▶ _Lines of data_:
— START —

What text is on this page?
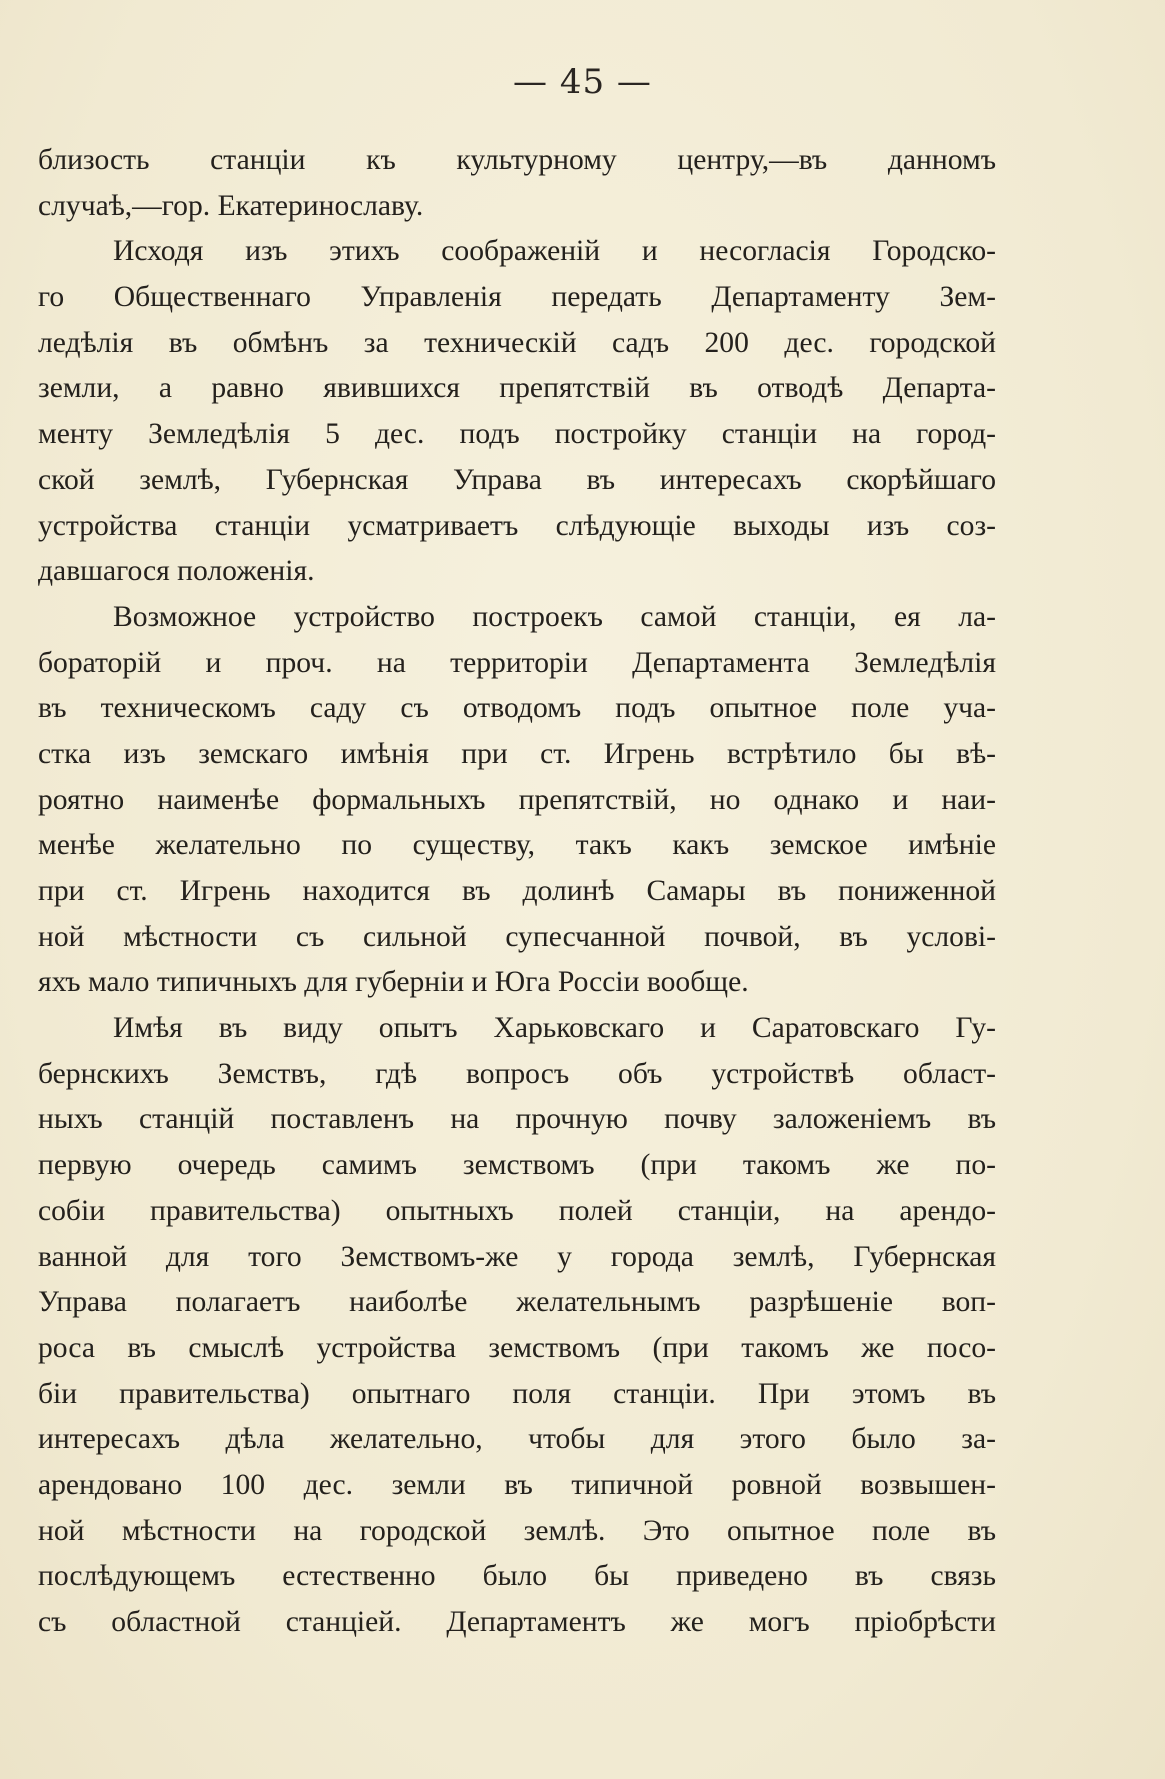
— 45 —
близость станціи къ культурному центру,—въ данномъ
случаѣ,—гор. Екатеринославу.
Исходя изъ этихъ соображеній и несогласія Городско-
го Общественнаго Управленія передать Департаменту Зем-
ледѣлія въ обмѣнъ за техническій садъ 200 дес. городской
земли, а равно явившихся препятствій въ отводѣ Департа-
менту Земледѣлія 5 дес. подъ постройку станціи на город-
ской землѣ, Губернская Управа въ интересахъ скорѣйшаго
устройства станціи усматриваетъ слѣдующіе выходы изъ соз-
давшагося положенія.
Возможное устройство построекъ самой станціи, ея ла-
бораторій и проч. на территоріи Департамента Земледѣлія
въ техническомъ саду съ отводомъ подъ опытное поле уча-
стка изъ земскаго имѣнія при ст. Игрень встрѣтило бы вѣ-
роятно наименѣе формальныхъ препятствій, но однако и наи-
менѣе желательно по существу, такъ какъ земское имѣніе
при ст. Игрень находится въ долинѣ Самары въ пониженной
ной мѣстности съ сильной супесчанной почвой, въ услові-
яхъ мало типичныхъ для губерніи и Юга Россіи вообще.
Имѣя въ виду опытъ Харьковскаго и Саратовскаго Гу-
бернскихъ Земствъ, гдѣ вопросъ объ устройствѣ област-
ныхъ станцій поставленъ на прочную почву заложеніемъ въ
первую очередь самимъ земствомъ (при такомъ же по-
собіи правительства) опытныхъ полей станціи, на арендо-
ванной для того Земствомъ-же у города землѣ, Губернская
Управа полагаетъ наиболѣе желательнымъ разрѣшеніе воп-
роса въ смыслѣ устройства земствомъ (при такомъ же посо-
біи правительства) опытнаго поля станціи. При этомъ въ
интересахъ дѣла желательно, чтобы для этого было за-
арендовано 100 дес. земли въ типичной ровной возвышен-
ной мѣстности на городской землѣ. Это опытное поле въ
послѣдующемъ естественно было бы приведено въ связь
съ областной станціей. Департаментъ же могъ пріобрѣсти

— END —

▶ _Task brief_: Within the listing above, copy each line that has the string "городской".

▶ _Exercise output_:
ледѣлія въ обмѣнъ за техническій садъ 200 дес. городской
ной мѣстности на городской землѣ. Это опытное поле въ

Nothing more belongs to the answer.